# [What you should do]
Keep only the lines that hold the string "JSON", filtering out the rest of the entries below.

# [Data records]
+++
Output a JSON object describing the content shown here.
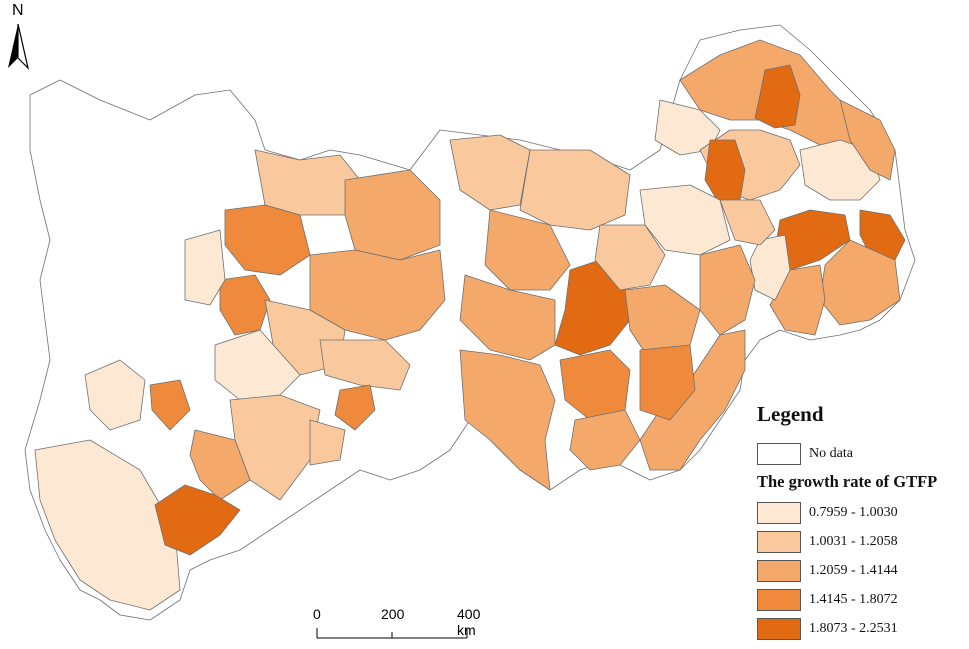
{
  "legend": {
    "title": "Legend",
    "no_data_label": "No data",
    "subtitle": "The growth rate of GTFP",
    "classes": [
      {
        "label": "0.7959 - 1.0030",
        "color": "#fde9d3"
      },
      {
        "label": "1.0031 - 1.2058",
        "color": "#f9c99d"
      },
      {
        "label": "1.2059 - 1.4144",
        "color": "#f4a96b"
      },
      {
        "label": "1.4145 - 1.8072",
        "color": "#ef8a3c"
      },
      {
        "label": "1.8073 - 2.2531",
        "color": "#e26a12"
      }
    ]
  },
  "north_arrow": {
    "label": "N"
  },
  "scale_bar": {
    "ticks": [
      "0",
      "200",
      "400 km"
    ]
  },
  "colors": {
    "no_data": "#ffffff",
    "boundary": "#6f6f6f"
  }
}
+++
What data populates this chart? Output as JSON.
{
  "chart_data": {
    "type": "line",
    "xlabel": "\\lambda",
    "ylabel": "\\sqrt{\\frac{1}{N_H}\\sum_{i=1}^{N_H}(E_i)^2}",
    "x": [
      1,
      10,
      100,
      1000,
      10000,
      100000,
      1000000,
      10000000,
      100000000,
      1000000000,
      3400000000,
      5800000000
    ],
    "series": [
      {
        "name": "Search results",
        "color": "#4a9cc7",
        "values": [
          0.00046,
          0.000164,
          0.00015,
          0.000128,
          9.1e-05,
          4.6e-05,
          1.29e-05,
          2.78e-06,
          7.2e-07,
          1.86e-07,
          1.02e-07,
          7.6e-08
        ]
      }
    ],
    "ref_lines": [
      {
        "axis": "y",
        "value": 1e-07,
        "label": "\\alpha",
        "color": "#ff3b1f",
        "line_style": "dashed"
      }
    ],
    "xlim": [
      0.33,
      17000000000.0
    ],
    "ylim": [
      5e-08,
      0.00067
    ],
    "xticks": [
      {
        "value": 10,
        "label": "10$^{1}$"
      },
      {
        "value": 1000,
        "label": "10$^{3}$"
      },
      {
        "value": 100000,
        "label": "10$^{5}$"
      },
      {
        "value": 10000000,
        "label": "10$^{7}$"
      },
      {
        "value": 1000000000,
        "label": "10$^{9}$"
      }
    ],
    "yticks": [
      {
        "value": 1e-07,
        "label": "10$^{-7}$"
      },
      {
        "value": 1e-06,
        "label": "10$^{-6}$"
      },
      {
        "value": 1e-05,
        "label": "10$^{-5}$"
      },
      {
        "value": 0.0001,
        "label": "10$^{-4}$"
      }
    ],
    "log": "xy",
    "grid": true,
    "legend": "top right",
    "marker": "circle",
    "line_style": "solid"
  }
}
+++
# [Task solution]
Output a JSON object describing the content shown here.
What data populates this chart? Output as JSON.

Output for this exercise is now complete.